(Region boundary data)
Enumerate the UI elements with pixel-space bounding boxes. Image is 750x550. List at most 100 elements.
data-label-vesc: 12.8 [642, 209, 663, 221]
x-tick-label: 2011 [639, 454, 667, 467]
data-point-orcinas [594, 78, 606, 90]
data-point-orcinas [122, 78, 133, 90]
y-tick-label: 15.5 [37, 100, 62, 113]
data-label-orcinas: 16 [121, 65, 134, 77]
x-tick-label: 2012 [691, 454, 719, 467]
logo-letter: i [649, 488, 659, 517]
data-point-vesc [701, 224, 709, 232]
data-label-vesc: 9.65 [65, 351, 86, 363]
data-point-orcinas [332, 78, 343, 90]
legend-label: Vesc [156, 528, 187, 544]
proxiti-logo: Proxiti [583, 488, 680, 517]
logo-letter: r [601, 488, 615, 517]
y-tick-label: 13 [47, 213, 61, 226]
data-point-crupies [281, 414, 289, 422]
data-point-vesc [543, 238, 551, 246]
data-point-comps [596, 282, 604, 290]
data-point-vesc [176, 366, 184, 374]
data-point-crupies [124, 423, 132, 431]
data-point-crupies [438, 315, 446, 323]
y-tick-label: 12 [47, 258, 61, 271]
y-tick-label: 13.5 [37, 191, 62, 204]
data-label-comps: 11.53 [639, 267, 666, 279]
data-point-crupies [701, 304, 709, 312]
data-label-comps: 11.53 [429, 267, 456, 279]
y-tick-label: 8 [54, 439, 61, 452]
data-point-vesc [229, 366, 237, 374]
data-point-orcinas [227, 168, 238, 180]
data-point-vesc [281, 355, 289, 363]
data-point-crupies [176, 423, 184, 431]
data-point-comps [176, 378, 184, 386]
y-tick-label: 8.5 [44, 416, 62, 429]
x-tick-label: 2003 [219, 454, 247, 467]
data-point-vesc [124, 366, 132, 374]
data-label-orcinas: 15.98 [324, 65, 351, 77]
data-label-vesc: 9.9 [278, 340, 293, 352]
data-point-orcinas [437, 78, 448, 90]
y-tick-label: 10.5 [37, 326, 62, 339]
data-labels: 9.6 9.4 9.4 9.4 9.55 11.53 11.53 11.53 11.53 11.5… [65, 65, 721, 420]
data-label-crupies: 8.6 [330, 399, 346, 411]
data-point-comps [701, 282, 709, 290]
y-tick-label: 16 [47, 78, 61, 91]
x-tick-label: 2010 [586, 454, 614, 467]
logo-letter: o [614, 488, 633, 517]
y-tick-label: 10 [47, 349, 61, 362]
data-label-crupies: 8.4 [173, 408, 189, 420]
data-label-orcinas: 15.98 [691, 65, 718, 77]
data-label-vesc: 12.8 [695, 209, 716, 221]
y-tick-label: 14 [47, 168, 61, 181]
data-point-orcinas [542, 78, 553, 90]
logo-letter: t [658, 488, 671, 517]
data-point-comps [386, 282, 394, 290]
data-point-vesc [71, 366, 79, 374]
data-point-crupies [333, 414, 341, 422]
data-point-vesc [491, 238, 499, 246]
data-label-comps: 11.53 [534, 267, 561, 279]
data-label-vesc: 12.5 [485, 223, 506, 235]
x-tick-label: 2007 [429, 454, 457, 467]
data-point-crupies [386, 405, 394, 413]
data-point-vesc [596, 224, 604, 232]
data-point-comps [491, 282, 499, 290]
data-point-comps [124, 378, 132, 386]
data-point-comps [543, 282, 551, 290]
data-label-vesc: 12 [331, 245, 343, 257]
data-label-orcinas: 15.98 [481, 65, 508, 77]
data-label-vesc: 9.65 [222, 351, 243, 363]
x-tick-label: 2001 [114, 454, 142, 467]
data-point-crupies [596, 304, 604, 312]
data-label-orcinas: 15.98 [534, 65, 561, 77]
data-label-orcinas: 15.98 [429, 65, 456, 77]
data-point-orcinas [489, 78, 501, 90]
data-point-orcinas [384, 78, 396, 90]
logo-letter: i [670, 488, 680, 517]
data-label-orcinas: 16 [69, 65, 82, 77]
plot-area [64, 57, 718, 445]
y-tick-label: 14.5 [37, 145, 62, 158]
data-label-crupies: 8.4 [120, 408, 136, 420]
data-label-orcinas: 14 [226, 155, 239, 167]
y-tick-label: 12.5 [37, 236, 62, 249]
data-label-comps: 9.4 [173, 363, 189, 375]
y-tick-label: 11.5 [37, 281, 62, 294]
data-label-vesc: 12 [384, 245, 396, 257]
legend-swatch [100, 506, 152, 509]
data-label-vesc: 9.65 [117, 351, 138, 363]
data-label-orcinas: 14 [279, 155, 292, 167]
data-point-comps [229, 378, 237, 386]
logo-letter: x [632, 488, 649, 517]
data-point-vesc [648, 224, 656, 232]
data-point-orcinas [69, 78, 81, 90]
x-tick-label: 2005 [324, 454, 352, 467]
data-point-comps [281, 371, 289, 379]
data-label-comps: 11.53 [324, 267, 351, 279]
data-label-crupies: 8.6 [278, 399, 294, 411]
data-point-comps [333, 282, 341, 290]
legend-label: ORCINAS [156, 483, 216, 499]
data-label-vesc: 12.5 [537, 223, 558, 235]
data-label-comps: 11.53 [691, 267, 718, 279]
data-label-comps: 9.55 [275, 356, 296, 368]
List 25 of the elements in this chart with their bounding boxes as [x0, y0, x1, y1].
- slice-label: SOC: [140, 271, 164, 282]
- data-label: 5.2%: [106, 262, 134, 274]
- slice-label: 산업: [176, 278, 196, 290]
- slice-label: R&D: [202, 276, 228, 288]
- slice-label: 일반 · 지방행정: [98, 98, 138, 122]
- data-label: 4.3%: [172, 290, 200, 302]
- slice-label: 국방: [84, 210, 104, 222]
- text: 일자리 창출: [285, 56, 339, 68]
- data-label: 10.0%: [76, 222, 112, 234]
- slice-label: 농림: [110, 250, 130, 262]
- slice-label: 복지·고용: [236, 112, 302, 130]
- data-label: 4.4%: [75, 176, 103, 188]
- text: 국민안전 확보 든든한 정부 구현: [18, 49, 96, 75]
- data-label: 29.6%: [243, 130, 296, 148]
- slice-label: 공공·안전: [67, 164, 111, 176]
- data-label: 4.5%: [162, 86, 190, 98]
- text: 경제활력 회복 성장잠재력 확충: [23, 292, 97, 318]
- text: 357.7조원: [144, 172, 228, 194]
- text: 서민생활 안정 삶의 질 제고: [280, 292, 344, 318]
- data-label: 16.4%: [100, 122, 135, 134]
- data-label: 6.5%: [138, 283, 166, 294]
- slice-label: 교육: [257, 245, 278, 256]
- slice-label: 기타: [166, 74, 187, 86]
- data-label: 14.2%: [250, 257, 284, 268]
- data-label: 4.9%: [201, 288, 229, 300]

## What the exercise asks
Copy every line of the region boundary data above, word for word and with nothing changed.

## Exercise result
Enumerate the UI elements with pixel-space bounding boxes. Image is 750x550. List at most 100 elements.
data-label-vesc: 12.8 [642, 209, 663, 221]
x-tick-label: 2011 [639, 454, 667, 467]
data-point-orcinas [594, 78, 606, 90]
data-point-orcinas [122, 78, 133, 90]
y-tick-label: 15.5 [37, 100, 62, 113]
data-label-orcinas: 16 [121, 65, 134, 77]
x-tick-label: 2012 [691, 454, 719, 467]
logo-letter: i [649, 488, 659, 517]
data-point-vesc [701, 224, 709, 232]
data-label-vesc: 9.65 [65, 351, 86, 363]
data-point-orcinas [332, 78, 343, 90]
legend-label: Vesc [156, 528, 187, 544]
proxiti-logo: Proxiti [583, 488, 680, 517]
logo-letter: r [601, 488, 615, 517]
y-tick-label: 13 [47, 213, 61, 226]
data-point-crupies [281, 414, 289, 422]
data-point-vesc [543, 238, 551, 246]
data-point-comps [596, 282, 604, 290]
data-point-vesc [176, 366, 184, 374]
data-point-crupies [124, 423, 132, 431]
data-point-crupies [438, 315, 446, 323]
y-tick-label: 12 [47, 258, 61, 271]
y-tick-label: 13.5 [37, 191, 62, 204]
data-label-comps: 11.53 [639, 267, 666, 279]
data-point-crupies [701, 304, 709, 312]
data-label-comps: 11.53 [429, 267, 456, 279]
y-tick-label: 8 [54, 439, 61, 452]
data-point-vesc [229, 366, 237, 374]
data-point-orcinas [227, 168, 238, 180]
data-point-vesc [281, 355, 289, 363]
data-point-crupies [176, 423, 184, 431]
data-point-comps [176, 378, 184, 386]
y-tick-label: 8.5 [44, 416, 62, 429]
x-tick-label: 2003 [219, 454, 247, 467]
data-point-vesc [124, 366, 132, 374]
data-label-orcinas: 15.98 [324, 65, 351, 77]
data-label-vesc: 9.9 [278, 340, 293, 352]
data-point-orcinas [437, 78, 448, 90]
y-tick-label: 10.5 [37, 326, 62, 339]
data-labels: 9.6 9.4 9.4 9.4 9.55 11.53 11.53 11.53 11.53 11.5… [65, 65, 721, 420]
data-label-crupies: 8.6 [330, 399, 346, 411]
data-point-comps [701, 282, 709, 290]
y-tick-label: 16 [47, 78, 61, 91]
x-tick-label: 2010 [586, 454, 614, 467]
logo-letter: o [614, 488, 633, 517]
y-tick-label: 10 [47, 349, 61, 362]
data-label-crupies: 8.4 [173, 408, 189, 420]
data-label-orcinas: 15.98 [691, 65, 718, 77]
data-label-vesc: 12.8 [695, 209, 716, 221]
y-tick-label: 14 [47, 168, 61, 181]
data-point-orcinas [542, 78, 553, 90]
logo-letter: t [658, 488, 671, 517]
data-point-comps [386, 282, 394, 290]
data-point-vesc [71, 366, 79, 374]
data-point-crupies [333, 414, 341, 422]
data-point-vesc [491, 238, 499, 246]
data-label-comps: 11.53 [534, 267, 561, 279]
data-label-vesc: 12.5 [485, 223, 506, 235]
x-tick-label: 2007 [429, 454, 457, 467]
data-point-crupies [386, 405, 394, 413]
data-point-vesc [596, 224, 604, 232]
data-point-comps [491, 282, 499, 290]
data-point-comps [124, 378, 132, 386]
data-point-comps [543, 282, 551, 290]
data-label-vesc: 12 [331, 245, 343, 257]
data-label-orcinas: 15.98 [481, 65, 508, 77]
data-label-vesc: 9.65 [222, 351, 243, 363]
x-tick-label: 2001 [114, 454, 142, 467]
data-point-crupies [596, 304, 604, 312]
data-label-orcinas: 15.98 [534, 65, 561, 77]
data-label-orcinas: 15.98 [429, 65, 456, 77]
data-point-orcinas [489, 78, 501, 90]
data-point-orcinas [384, 78, 396, 90]
logo-letter: i [670, 488, 680, 517]
data-label-orcinas: 16 [69, 65, 82, 77]
plot-area [64, 57, 718, 445]
y-tick-label: 14.5 [37, 145, 62, 158]
data-label-crupies: 8.4 [120, 408, 136, 420]
data-label-orcinas: 14 [226, 155, 239, 167]
y-tick-label: 12.5 [37, 236, 62, 249]
data-label-comps: 9.4 [173, 363, 189, 375]
y-tick-label: 11.5 [37, 281, 62, 294]
data-label-vesc: 12 [384, 245, 396, 257]
legend-swatch [100, 506, 152, 509]
data-label-vesc: 9.65 [117, 351, 138, 363]
data-label-orcinas: 14 [279, 155, 292, 167]
data-point-comps [229, 378, 237, 386]
logo-letter: x [632, 488, 649, 517]
data-point-vesc [648, 224, 656, 232]
data-point-orcinas [69, 78, 81, 90]
x-tick-label: 2005 [324, 454, 352, 467]
data-point-comps [281, 371, 289, 379]
data-label-comps: 11.53 [324, 267, 351, 279]
data-label-crupies: 8.6 [278, 399, 294, 411]
data-point-comps [333, 282, 341, 290]
legend-label: ORCINAS [156, 483, 216, 499]
data-label-vesc: 12.5 [537, 223, 558, 235]
data-label-comps: 11.53 [691, 267, 718, 279]
data-label-comps: 9.55 [275, 356, 296, 368]
List 25 of the elements in this chart with their bounding boxes as [x0, y0, x1, y1].
- slice-label: SOC: [140, 271, 164, 282]
- data-label: 5.2%: [106, 262, 134, 274]
- slice-label: 산업: [176, 278, 196, 290]
- slice-label: R&D: [202, 276, 228, 288]
- slice-label: 일반 · 지방행정: [98, 98, 138, 122]
- data-label: 4.3%: [172, 290, 200, 302]
- slice-label: 국방: [84, 210, 104, 222]
- text: 일자리 창출: [285, 56, 339, 68]
- data-label: 10.0%: [76, 222, 112, 234]
- slice-label: 농림: [110, 250, 130, 262]
- slice-label: 복지·고용: [236, 112, 302, 130]
- data-label: 4.4%: [75, 176, 103, 188]
- text: 국민안전 확보 든든한 정부 구현: [18, 49, 96, 75]
- data-label: 29.6%: [243, 130, 296, 148]
- slice-label: 공공·안전: [67, 164, 111, 176]
- data-label: 4.5%: [162, 86, 190, 98]
- text: 경제활력 회복 성장잠재력 확충: [23, 292, 97, 318]
- text: 357.7조원: [144, 172, 228, 194]
- text: 서민생활 안정 삶의 질 제고: [280, 292, 344, 318]
- data-label: 16.4%: [100, 122, 135, 134]
- data-label: 6.5%: [138, 283, 166, 294]
- slice-label: 교육: [257, 245, 278, 256]
- slice-label: 기타: [166, 74, 187, 86]
- data-label: 14.2%: [250, 257, 284, 268]
- data-label: 4.9%: [201, 288, 229, 300]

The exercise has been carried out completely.